> TASK OBJECTIVE: Tally every line of the material that includes "stone", then give the tally and nothing else.

> AVAILABLE DATA:
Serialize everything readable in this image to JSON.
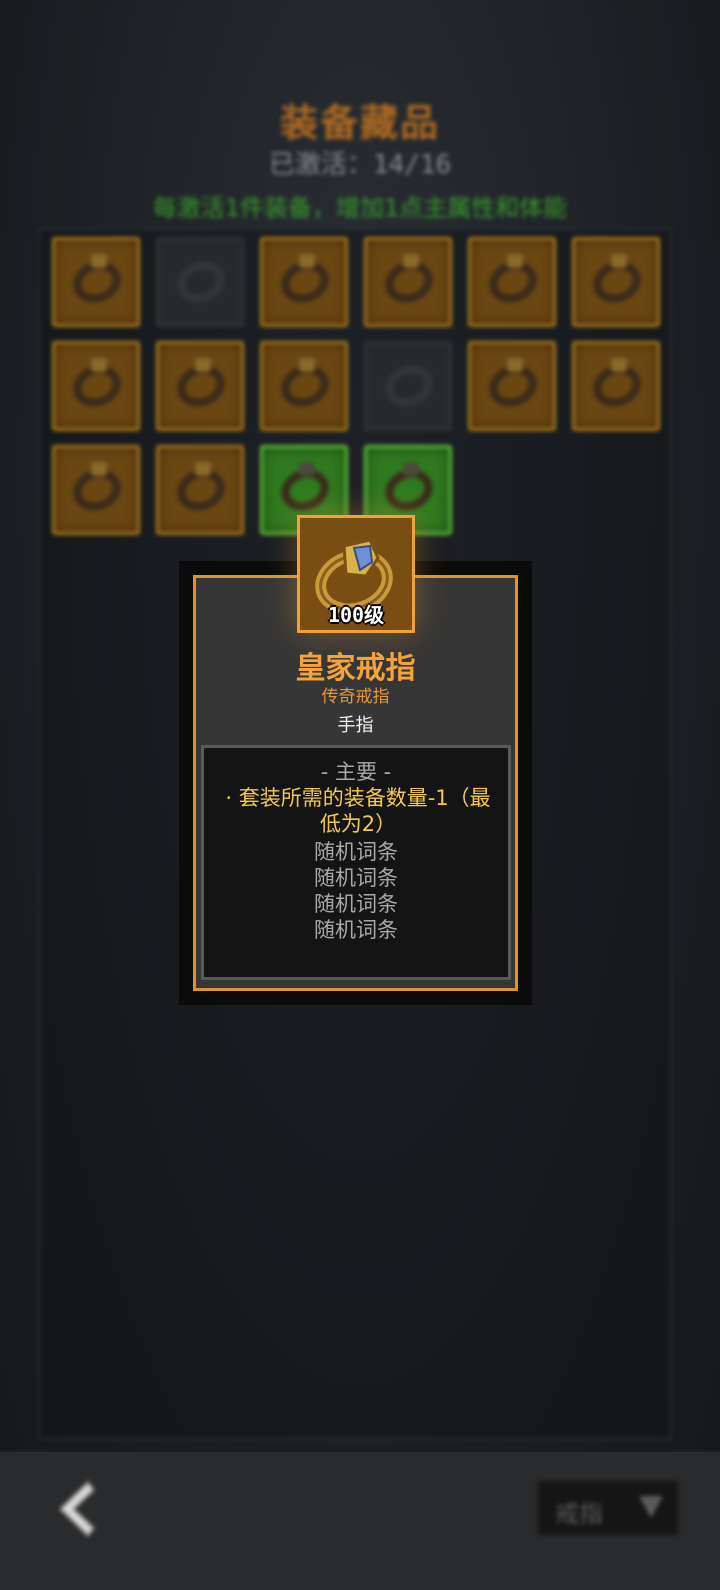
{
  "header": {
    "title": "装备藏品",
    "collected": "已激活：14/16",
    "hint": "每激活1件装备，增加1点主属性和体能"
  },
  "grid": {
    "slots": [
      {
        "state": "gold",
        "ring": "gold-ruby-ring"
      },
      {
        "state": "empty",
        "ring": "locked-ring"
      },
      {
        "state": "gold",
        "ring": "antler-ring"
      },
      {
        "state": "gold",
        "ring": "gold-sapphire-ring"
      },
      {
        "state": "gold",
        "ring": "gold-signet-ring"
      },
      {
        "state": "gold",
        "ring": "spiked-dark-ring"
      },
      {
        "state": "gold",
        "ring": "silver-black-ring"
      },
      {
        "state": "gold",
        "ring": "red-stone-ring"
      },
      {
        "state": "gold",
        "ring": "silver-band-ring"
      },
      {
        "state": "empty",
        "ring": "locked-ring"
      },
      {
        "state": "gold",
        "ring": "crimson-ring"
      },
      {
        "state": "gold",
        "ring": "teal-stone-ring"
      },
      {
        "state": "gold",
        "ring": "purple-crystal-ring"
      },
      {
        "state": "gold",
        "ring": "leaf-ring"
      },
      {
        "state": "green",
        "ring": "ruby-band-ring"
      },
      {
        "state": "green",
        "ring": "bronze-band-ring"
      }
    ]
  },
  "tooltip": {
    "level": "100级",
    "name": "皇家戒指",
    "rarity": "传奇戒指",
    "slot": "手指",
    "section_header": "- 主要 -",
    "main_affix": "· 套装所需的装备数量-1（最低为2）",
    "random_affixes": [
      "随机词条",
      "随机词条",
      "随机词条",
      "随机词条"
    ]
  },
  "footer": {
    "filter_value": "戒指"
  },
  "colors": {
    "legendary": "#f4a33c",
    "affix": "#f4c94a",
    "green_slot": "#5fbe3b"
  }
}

==

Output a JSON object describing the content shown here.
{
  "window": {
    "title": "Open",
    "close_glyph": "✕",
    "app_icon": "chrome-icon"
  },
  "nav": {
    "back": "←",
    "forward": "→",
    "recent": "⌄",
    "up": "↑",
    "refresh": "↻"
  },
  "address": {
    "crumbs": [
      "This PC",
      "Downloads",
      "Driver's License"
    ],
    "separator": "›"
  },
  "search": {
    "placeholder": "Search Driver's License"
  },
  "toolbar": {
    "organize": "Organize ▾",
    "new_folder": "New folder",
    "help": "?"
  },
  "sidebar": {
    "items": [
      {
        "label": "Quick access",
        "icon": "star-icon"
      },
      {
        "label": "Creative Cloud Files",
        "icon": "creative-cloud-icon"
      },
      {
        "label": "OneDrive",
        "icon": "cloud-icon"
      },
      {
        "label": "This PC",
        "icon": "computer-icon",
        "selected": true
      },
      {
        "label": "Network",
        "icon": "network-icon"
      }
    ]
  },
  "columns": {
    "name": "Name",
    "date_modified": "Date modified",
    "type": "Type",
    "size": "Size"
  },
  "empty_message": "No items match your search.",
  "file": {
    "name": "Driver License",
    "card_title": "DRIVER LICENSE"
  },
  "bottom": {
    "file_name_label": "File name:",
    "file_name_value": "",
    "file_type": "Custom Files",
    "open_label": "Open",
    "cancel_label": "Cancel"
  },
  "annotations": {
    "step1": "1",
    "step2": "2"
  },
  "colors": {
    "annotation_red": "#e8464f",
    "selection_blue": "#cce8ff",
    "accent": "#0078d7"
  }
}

> THE COMPLETED TASK: 2